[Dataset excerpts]
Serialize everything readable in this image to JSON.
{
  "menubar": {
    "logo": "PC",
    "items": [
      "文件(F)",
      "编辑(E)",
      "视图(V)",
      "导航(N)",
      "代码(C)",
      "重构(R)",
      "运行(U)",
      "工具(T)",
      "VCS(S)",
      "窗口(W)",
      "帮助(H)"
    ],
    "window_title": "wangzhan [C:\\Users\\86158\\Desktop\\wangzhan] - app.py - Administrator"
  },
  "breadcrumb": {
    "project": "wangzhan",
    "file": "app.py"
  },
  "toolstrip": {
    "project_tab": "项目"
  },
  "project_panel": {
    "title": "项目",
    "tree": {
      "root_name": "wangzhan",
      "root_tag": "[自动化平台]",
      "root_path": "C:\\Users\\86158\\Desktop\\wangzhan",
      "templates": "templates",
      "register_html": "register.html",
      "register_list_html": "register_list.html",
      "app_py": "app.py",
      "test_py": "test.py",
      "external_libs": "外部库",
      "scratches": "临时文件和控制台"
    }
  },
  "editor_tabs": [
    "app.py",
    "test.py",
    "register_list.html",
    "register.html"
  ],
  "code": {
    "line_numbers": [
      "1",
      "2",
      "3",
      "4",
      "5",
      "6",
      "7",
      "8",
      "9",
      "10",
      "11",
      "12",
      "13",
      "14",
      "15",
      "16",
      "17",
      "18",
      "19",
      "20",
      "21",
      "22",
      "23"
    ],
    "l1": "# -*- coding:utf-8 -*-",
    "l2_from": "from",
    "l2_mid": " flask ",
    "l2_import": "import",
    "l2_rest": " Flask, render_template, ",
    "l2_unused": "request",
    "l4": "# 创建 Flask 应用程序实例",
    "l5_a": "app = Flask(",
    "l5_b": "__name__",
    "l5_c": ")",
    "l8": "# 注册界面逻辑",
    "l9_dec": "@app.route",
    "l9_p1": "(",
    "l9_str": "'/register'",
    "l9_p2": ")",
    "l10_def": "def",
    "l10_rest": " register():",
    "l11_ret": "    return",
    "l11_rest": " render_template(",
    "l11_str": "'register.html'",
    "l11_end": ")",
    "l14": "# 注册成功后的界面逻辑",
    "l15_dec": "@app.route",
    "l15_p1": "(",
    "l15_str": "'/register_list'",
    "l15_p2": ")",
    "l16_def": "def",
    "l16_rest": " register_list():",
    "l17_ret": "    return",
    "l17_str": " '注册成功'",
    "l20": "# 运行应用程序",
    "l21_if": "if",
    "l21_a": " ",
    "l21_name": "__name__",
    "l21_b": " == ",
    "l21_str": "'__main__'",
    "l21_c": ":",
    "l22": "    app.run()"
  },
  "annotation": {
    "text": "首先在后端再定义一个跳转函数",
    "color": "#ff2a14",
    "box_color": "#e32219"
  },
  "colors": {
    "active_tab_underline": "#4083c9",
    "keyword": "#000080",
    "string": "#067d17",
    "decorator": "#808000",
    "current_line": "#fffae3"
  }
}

Problem to work on: Return the entries above exactly as they appear.

Exercise output:
Serialize everything readable in this image to JSON.
{
  "menubar": {
    "logo": "PC",
    "items": [
      "文件(F)",
      "编辑(E)",
      "视图(V)",
      "导航(N)",
      "代码(C)",
      "重构(R)",
      "运行(U)",
      "工具(T)",
      "VCS(S)",
      "窗口(W)",
      "帮助(H)"
    ],
    "window_title": "wangzhan [C:\\Users\\86158\\Desktop\\wangzhan] - app.py - Administrator"
  },
  "breadcrumb": {
    "project": "wangzhan",
    "file": "app.py"
  },
  "toolstrip": {
    "project_tab": "项目"
  },
  "project_panel": {
    "title": "项目",
    "tree": {
      "root_name": "wangzhan",
      "root_tag": "[自动化平台]",
      "root_path": "C:\\Users\\86158\\Desktop\\wangzhan",
      "templates": "templates",
      "register_html": "register.html",
      "register_list_html": "register_list.html",
      "app_py": "app.py",
      "test_py": "test.py",
      "external_libs": "外部库",
      "scratches": "临时文件和控制台"
    }
  },
  "editor_tabs": [
    "app.py",
    "test.py",
    "register_list.html",
    "register.html"
  ],
  "code": {
    "line_numbers": [
      "1",
      "2",
      "3",
      "4",
      "5",
      "6",
      "7",
      "8",
      "9",
      "10",
      "11",
      "12",
      "13",
      "14",
      "15",
      "16",
      "17",
      "18",
      "19",
      "20",
      "21",
      "22",
      "23"
    ],
    "l1": "# -*- coding:utf-8 -*-",
    "l2_from": "from",
    "l2_mid": " flask ",
    "l2_import": "import",
    "l2_rest": " Flask, render_template, ",
    "l2_unused": "request",
    "l4": "# 创建 Flask 应用程序实例",
    "l5_a": "app = Flask(",
    "l5_b": "__name__",
    "l5_c": ")",
    "l8": "# 注册界面逻辑",
    "l9_dec": "@app.route",
    "l9_p1": "(",
    "l9_str": "'/register'",
    "l9_p2": ")",
    "l10_def": "def",
    "l10_rest": " register():",
    "l11_ret": "    return",
    "l11_rest": " render_template(",
    "l11_str": "'register.html'",
    "l11_end": ")",
    "l14": "# 注册成功后的界面逻辑",
    "l15_dec": "@app.route",
    "l15_p1": "(",
    "l15_str": "'/register_list'",
    "l15_p2": ")",
    "l16_def": "def",
    "l16_rest": " register_list():",
    "l17_ret": "    return",
    "l17_str": " '注册成功'",
    "l20": "# 运行应用程序",
    "l21_if": "if",
    "l21_a": " ",
    "l21_name": "__name__",
    "l21_b": " == ",
    "l21_str": "'__main__'",
    "l21_c": ":",
    "l22": "    app.run()"
  },
  "annotation": {
    "text": "首先在后端再定义一个跳转函数",
    "color": "#ff2a14",
    "box_color": "#e32219"
  },
  "colors": {
    "active_tab_underline": "#4083c9",
    "keyword": "#000080",
    "string": "#067d17",
    "decorator": "#808000",
    "current_line": "#fffae3"
  }
}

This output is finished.